**DATA IN THIS EXERCISE**
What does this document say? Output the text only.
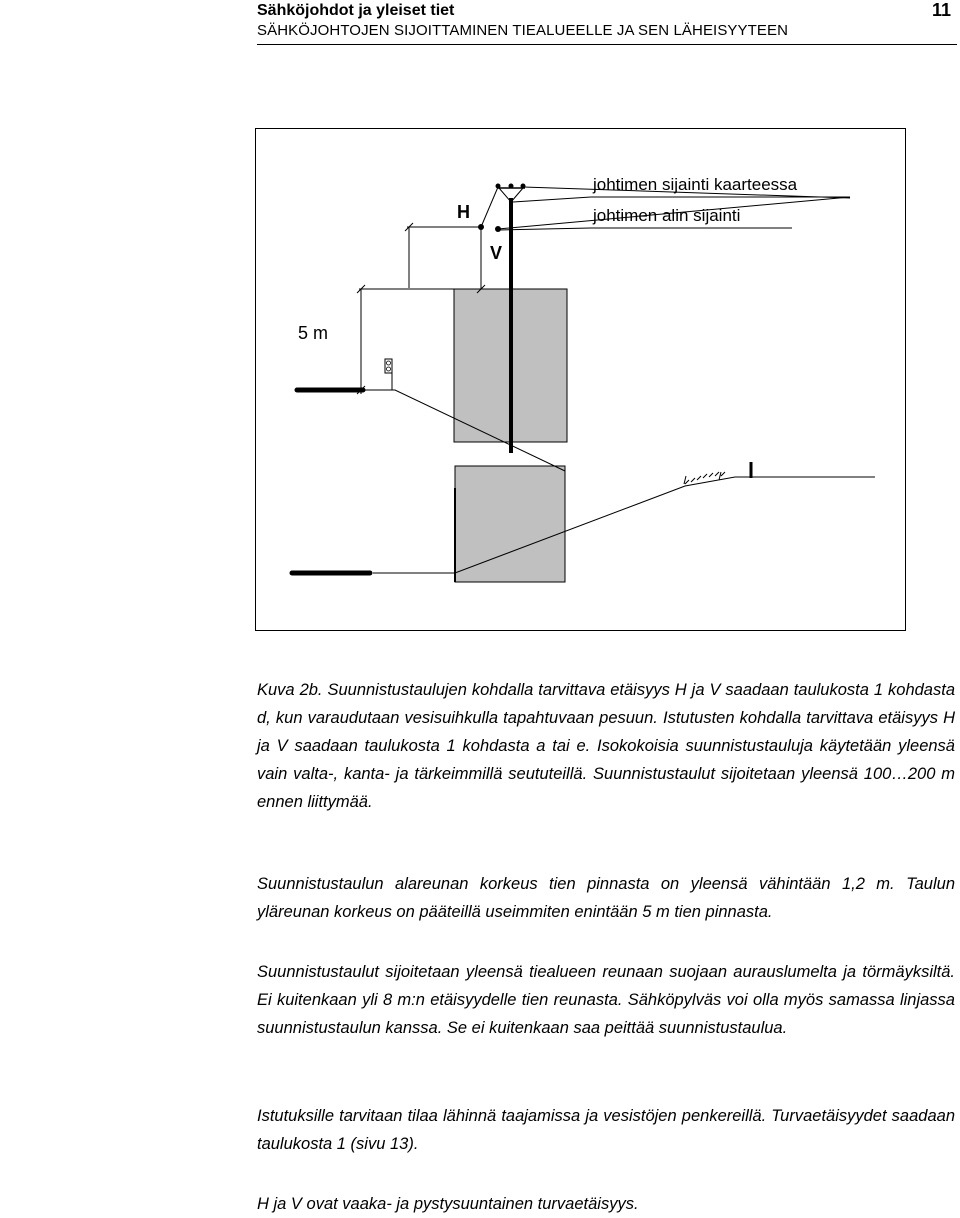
Sähköjohdot ja yleiset tiet
SÄHKÖJOHTOJEN SIJOITTAMINEN TIEALUEELLE JA SEN LÄHEISYYTEEN
11
H
V
5 m
johtimen sijainti kaarteessa
johtimen alin sijainti

Kuva 2b. Suunnistustaulujen kohdalla tarvittava etäisyys H ja V saadaan taulukosta 1 kohdasta d, kun varaudutaan vesisuihkulla tapahtuvaan pesuun. Istutusten kohdalla tarvittava etäisyys H ja V saadaan taulukosta 1 kohdasta a tai e. Isokokoisia suunnistustauluja käytetään yleensä vain valta-, kanta- ja tärkeimmillä seututeillä. Suunnistustaulut sijoitetaan yleensä 100…200 m ennen liittymää.

Suunnistustaulun alareunan korkeus tien pinnasta on yleensä vähintään 1,2 m. Taulun yläreunan korkeus on pääteillä useimmiten enintään 5 m tien pinnasta.

Suunnistustaulut sijoitetaan yleensä tiealueen reunaan suojaan aurauslumelta ja törmäyksiltä. Ei kuitenkaan yli 8 m:n etäisyydelle tien reunasta. Sähköpylväs voi olla myös samassa linjassa suunnistustaulun kanssa. Se ei kuitenkaan saa peittää suunnistustaulua.

Istutuksille tarvitaan tilaa lähinnä taajamissa ja vesistöjen penkereillä. Turvaetäisyydet saadaan taulukosta 1 (sivu 13).

H ja V ovat vaaka- ja pystysuuntainen turvaetäisyys.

**GOAL OF THE EXERCISE**
Pictures stay out; reproduce every line of the records exactly.

**PROBLEM SOLUTION**
What does this document say? Output the text only.
Sähköjohdot ja yleiset tiet
SÄHKÖJOHTOJEN SIJOITTAMINEN TIEALUEELLE JA SEN LÄHEISYYTEEN
11
H
V
5 m
johtimen sijainti kaarteessa
johtimen alin sijainti

Kuva 2b. Suunnistustaulujen kohdalla tarvittava etäisyys H ja V saadaan taulukosta 1 kohdasta d, kun varaudutaan vesisuihkulla tapahtuvaan pesuun. Istutusten kohdalla tarvittava etäisyys H ja V saadaan taulukosta 1 kohdasta a tai e. Isokokoisia suunnistustauluja käytetään yleensä vain valta-, kanta- ja tärkeimmillä seututeillä. Suunnistustaulut sijoitetaan yleensä 100…200 m ennen liittymää.

Suunnistustaulun alareunan korkeus tien pinnasta on yleensä vähintään 1,2 m. Taulun yläreunan korkeus on pääteillä useimmiten enintään 5 m tien pinnasta.

Suunnistustaulut sijoitetaan yleensä tiealueen reunaan suojaan aurauslumelta ja törmäyksiltä. Ei kuitenkaan yli 8 m:n etäisyydelle tien reunasta. Sähköpylväs voi olla myös samassa linjassa suunnistustaulun kanssa. Se ei kuitenkaan saa peittää suunnistustaulua.

Istutuksille tarvitaan tilaa lähinnä taajamissa ja vesistöjen penkereillä. Turvaetäisyydet saadaan taulukosta 1 (sivu 13).

H ja V ovat vaaka- ja pystysuuntainen turvaetäisyys.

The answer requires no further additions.